» What is being asked
All lines in the data bearing the string "酒店大力宣传" should be identified and copied.

» Raw records
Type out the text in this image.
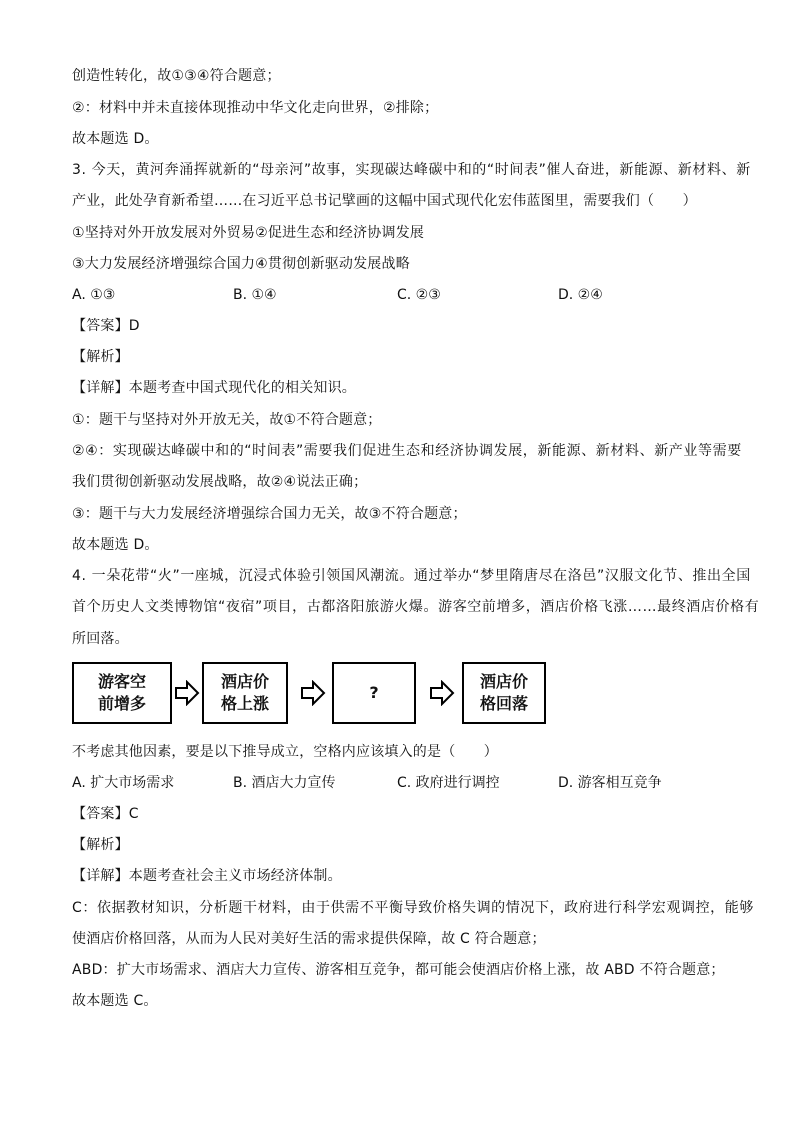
创造性转化，故①③④符合题意；
②：材料中并未直接体现推动中华文化走向世界，②排除；
故本题选 D。
3. 今天，黄河奔涌挥就新的“母亲河”故事，实现碳达峰碳中和的“时间表”催人奋进，新能源、新材料、新
产业，此处孕育新希望……在习近平总书记擘画的这幅中国式现代化宏伟蓝图里，需要我们（　　）
①坚持对外开放发展对外贸易②促进生态和经济协调发展
③大力发展经济增强综合国力④贯彻创新驱动发展战略
A. ①③	B. ①④	C. ②③	D. ②④
【答案】D
【解析】
【详解】本题考查中国式现代化的相关知识。
①：题干与坚持对外开放无关，故①不符合题意；
②④：实现碳达峰碳中和的“时间表”需要我们促进生态和经济协调发展，新能源、新材料、新产业等需要
我们贯彻创新驱动发展战略，故②④说法正确；
③：题干与大力发展经济增强综合国力无关，故③不符合题意；
故本题选 D。
4. 一朵花带“火”一座城，沉浸式体验引领国风潮流。通过举办“梦里隋唐尽在洛邑”汉服文化节、推出全国
首个历史人文类博物馆“夜宿”项目，古都洛阳旅游火爆。游客空前增多，酒店价格飞涨……最终酒店价格有
所回落。
游客空前增多
酒店价格上涨
?
酒店价格回落
不考虑其他因素，要是以下推导成立，空格内应该填入的是（　　）
A. 扩大市场需求	B. 酒店大力宣传	C. 政府进行调控	D. 游客相互竞争
【答案】C
【解析】
【详解】本题考查社会主义市场经济体制。
C：依据教材知识，分析题干材料，由于供需不平衡导致价格失调的情况下，政府进行科学宏观调控，能够
使酒店价格回落，从而为人民对美好生活的需求提供保障，故 C 符合题意；
ABD：扩大市场需求、酒店大力宣传、游客相互竞争，都可能会使酒店价格上涨，故 ABD 不符合题意；
故本题选 C。
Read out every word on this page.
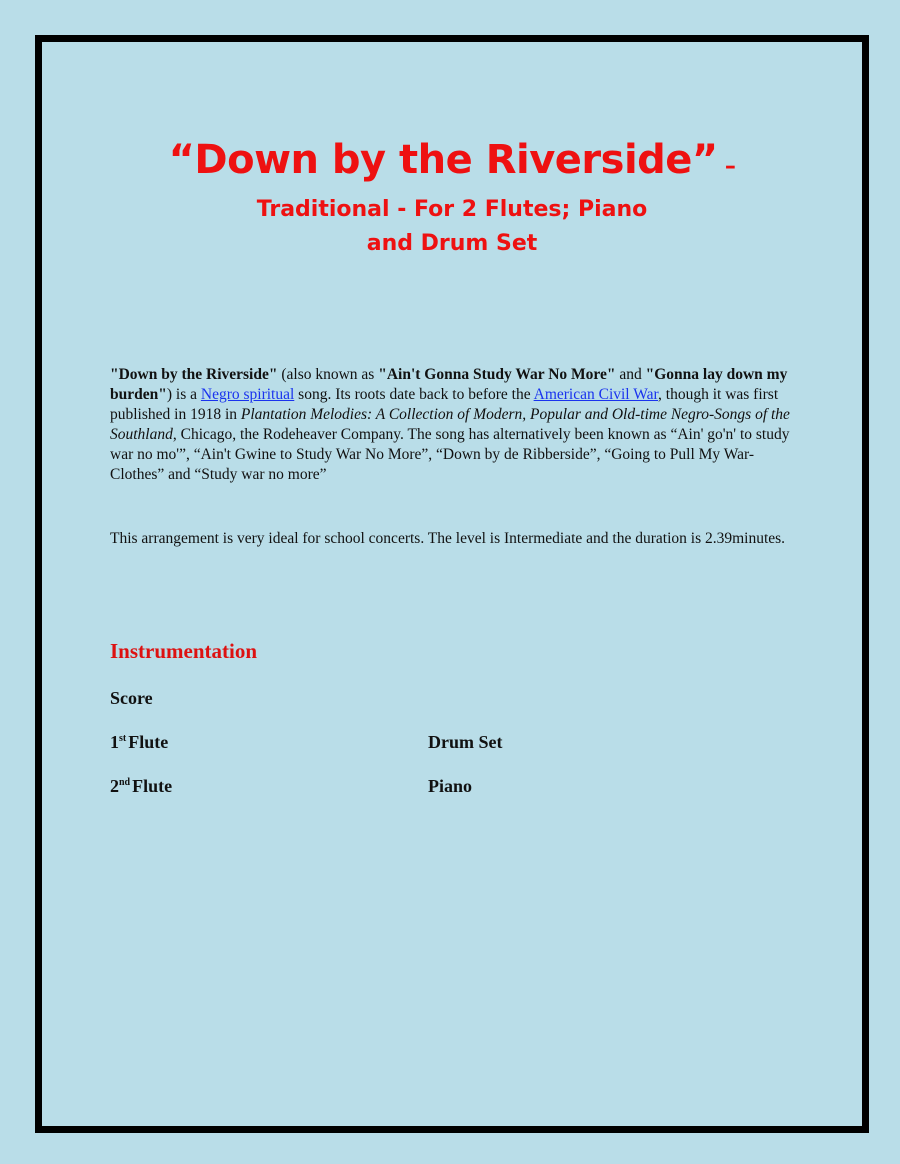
“Down by the Riverside” –
Traditional - For 2 Flutes; Piano
and Drum Set
"Down by the Riverside" (also known as "Ain't Gonna Study War No More" and "Gonna lay down my burden") is a Negro spiritual song. Its roots date back to before the American Civil War, though it was first published in 1918 in Plantation Melodies: A Collection of Modern, Popular and Old-time Negro-Songs of the Southland, Chicago, the Rodeheaver Company. The song has alternatively been known as “Ain' go'n' to study war no mo'”, “Ain't Gwine to Study War No More”, “Down by de Ribberside”, “Going to Pull My War-Clothes” and “Study war no more”
This arrangement is very ideal for school concerts. The level is Intermediate and the duration is 2.39minutes.
Instrumentation
Score
1st Flute
2nd Flute
Drum Set
Piano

» Expected output
A. 扩大市场需求	B. 酒店大力宣传	C. 政府进行调控	D. 游客相互竞争
ABD：扩大市场需求、酒店大力宣传、游客相互竞争，都可能会使酒店价格上涨，故 ABD 不符合题意；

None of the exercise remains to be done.